→ Goal: Select all lines in the records that include "this".

→ Data to use:
○ ○ ○ ○

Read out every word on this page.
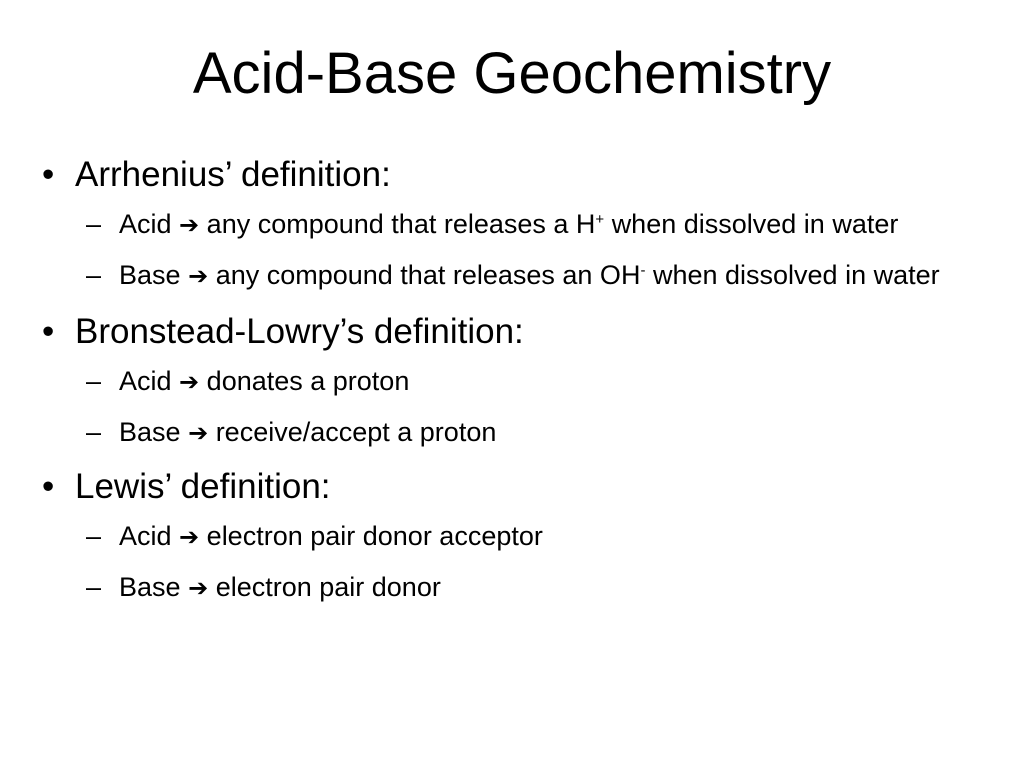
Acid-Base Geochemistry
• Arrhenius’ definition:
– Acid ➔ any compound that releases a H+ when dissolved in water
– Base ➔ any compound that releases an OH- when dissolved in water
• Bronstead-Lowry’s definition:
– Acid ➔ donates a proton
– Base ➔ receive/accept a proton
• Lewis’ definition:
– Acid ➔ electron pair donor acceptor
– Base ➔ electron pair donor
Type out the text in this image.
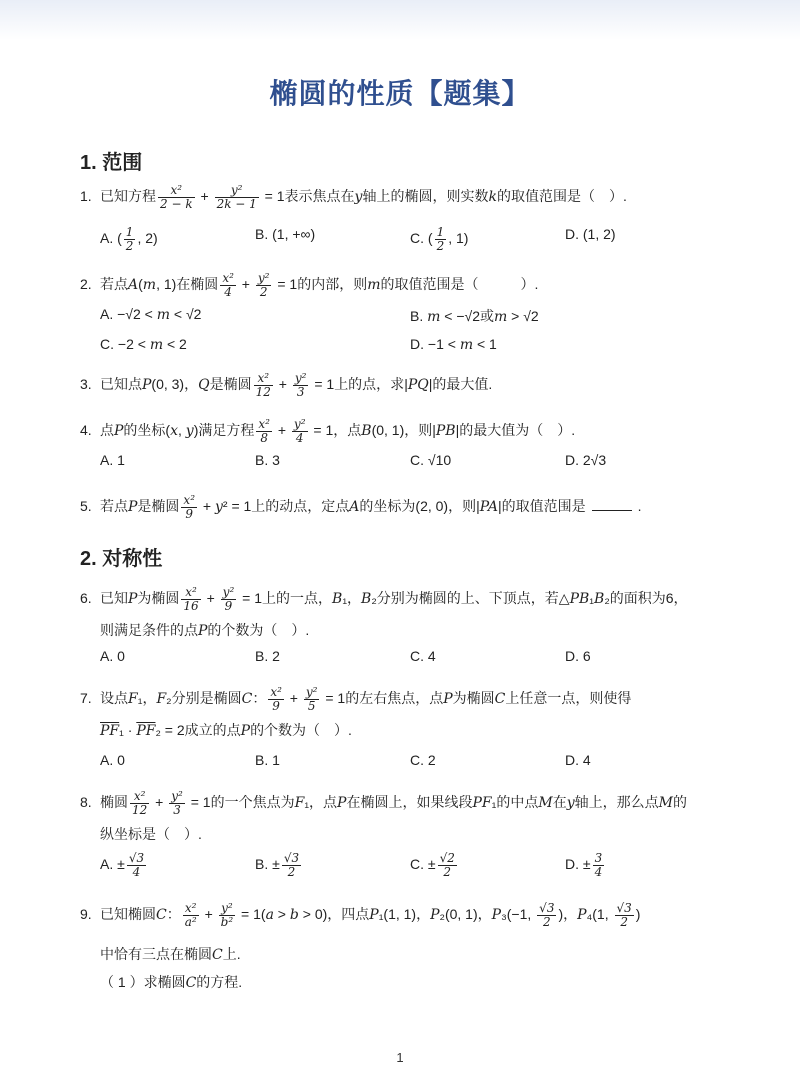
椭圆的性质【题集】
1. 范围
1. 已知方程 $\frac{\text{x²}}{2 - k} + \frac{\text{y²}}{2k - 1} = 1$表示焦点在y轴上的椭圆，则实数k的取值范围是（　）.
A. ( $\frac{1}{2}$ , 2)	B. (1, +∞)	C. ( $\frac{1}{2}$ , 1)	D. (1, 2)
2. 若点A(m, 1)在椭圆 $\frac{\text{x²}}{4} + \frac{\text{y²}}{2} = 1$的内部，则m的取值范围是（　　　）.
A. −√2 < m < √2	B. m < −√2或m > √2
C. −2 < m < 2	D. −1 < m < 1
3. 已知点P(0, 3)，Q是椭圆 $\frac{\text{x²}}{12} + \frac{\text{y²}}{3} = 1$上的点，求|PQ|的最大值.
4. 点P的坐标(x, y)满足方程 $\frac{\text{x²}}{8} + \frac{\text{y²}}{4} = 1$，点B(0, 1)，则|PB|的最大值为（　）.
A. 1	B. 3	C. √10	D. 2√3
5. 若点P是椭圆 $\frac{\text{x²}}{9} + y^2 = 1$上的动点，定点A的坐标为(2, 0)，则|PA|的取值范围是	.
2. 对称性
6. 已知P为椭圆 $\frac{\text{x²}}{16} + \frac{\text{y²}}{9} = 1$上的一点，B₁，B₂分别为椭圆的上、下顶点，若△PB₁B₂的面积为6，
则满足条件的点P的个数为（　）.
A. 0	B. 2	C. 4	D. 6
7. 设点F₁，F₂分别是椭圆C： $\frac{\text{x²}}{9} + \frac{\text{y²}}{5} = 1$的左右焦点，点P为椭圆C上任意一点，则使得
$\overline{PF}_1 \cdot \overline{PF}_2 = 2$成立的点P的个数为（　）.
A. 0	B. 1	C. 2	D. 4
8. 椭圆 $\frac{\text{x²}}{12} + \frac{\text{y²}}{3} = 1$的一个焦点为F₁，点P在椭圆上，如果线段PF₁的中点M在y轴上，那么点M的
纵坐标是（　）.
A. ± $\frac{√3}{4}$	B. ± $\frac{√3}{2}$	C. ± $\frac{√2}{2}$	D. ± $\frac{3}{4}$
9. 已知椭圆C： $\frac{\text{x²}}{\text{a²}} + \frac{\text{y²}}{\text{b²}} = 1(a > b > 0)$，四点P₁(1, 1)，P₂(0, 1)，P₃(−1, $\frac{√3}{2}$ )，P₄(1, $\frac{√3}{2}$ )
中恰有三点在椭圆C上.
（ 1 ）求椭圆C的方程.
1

○ ○ ○ ○

→ Worked solution:
Read out every word on this page.
Type out the text in this image.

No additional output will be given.